Source data
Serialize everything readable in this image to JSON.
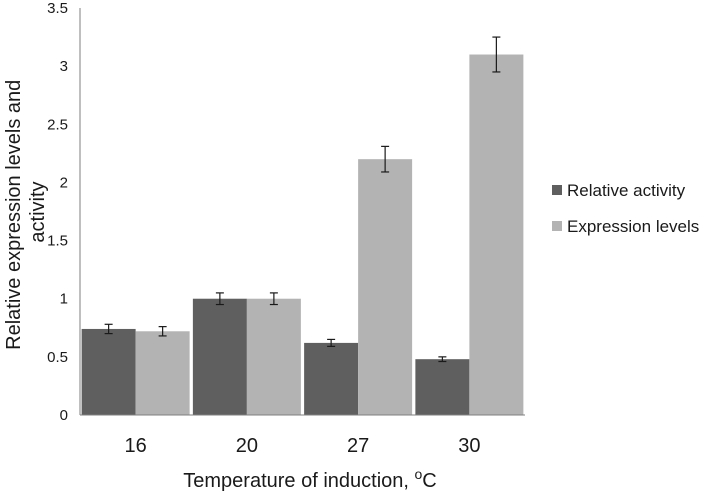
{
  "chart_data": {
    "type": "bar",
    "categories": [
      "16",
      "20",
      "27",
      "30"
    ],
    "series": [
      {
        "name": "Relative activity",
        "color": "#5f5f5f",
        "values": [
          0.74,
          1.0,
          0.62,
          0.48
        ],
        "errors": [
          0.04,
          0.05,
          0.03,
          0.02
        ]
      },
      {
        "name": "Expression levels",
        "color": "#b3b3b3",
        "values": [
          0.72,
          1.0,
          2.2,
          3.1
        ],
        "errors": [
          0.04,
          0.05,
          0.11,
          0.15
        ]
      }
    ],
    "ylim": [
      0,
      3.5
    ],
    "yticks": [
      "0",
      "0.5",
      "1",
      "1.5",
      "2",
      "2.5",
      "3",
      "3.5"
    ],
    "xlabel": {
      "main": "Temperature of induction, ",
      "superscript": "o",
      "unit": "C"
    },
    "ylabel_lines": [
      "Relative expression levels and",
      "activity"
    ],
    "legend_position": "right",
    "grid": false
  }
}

> _YOUR TASK_
Pick out the lines above that hold the string "name" and show them.

> _EXERCISE SOLUTION_
        "name": "Relative activity",
        "name": "Expression levels",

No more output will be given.